▸ Job
Gather up every line that includes the string "Issued".

━━━━━ Data section

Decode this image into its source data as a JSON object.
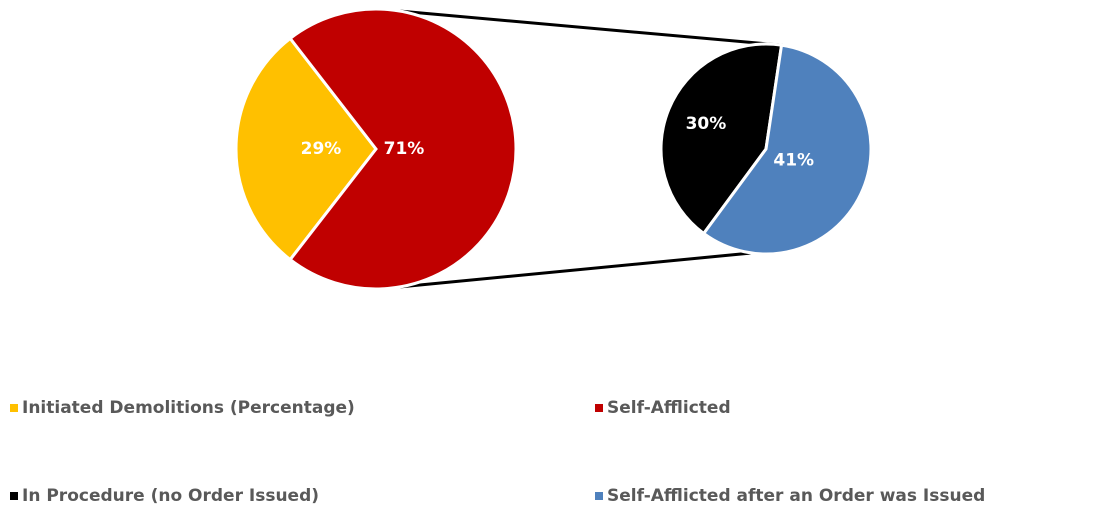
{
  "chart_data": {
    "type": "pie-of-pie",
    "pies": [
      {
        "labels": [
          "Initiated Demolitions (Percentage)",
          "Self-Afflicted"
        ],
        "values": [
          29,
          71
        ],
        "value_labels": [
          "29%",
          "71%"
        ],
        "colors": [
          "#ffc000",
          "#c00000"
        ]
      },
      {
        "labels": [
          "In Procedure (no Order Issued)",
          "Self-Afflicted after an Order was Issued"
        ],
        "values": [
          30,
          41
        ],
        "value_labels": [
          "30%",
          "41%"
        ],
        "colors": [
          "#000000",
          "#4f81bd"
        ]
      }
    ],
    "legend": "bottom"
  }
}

━━━━━━━━━━
━━━━━ Data section

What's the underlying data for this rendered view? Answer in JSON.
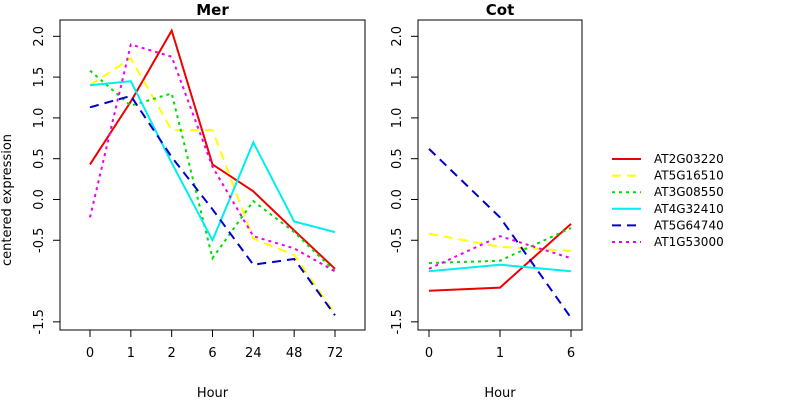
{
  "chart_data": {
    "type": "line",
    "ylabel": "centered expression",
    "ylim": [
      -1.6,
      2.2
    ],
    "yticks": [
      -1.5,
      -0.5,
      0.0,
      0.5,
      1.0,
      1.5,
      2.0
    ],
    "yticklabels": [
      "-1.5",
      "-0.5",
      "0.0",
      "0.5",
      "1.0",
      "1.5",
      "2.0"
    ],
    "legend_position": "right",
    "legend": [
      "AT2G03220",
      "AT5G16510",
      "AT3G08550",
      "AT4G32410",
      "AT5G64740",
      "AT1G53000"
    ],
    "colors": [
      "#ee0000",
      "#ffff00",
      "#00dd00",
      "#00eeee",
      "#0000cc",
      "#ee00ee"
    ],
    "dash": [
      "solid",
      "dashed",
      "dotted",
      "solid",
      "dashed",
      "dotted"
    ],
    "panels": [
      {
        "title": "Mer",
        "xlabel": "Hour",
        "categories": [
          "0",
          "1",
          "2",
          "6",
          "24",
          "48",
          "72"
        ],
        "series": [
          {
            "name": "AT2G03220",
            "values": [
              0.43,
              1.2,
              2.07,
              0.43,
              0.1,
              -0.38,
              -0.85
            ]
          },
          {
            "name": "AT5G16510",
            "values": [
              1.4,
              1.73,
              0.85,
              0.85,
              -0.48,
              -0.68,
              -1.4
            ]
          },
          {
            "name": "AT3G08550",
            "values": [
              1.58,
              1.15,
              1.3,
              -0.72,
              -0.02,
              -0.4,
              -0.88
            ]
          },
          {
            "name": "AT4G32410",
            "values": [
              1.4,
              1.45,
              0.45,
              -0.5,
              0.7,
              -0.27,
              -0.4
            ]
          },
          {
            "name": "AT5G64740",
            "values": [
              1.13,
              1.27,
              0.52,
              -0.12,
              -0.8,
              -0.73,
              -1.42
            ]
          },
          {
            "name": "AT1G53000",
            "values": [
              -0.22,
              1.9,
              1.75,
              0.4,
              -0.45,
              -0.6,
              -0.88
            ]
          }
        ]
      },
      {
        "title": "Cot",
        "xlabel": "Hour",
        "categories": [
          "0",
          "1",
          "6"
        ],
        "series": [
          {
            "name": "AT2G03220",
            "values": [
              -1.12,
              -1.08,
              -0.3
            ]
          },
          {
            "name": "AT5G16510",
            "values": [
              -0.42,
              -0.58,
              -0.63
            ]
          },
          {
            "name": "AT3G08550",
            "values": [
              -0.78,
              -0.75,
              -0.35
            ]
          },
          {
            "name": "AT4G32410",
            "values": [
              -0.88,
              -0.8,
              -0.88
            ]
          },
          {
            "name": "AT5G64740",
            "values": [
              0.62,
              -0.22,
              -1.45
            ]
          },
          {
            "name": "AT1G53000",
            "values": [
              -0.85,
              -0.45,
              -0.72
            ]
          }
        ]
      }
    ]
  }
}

━━━━━━━━━━

▸ Reply
          "In Procedure (no Order Issued)",
          "Self-Afflicted after an Order was Issued"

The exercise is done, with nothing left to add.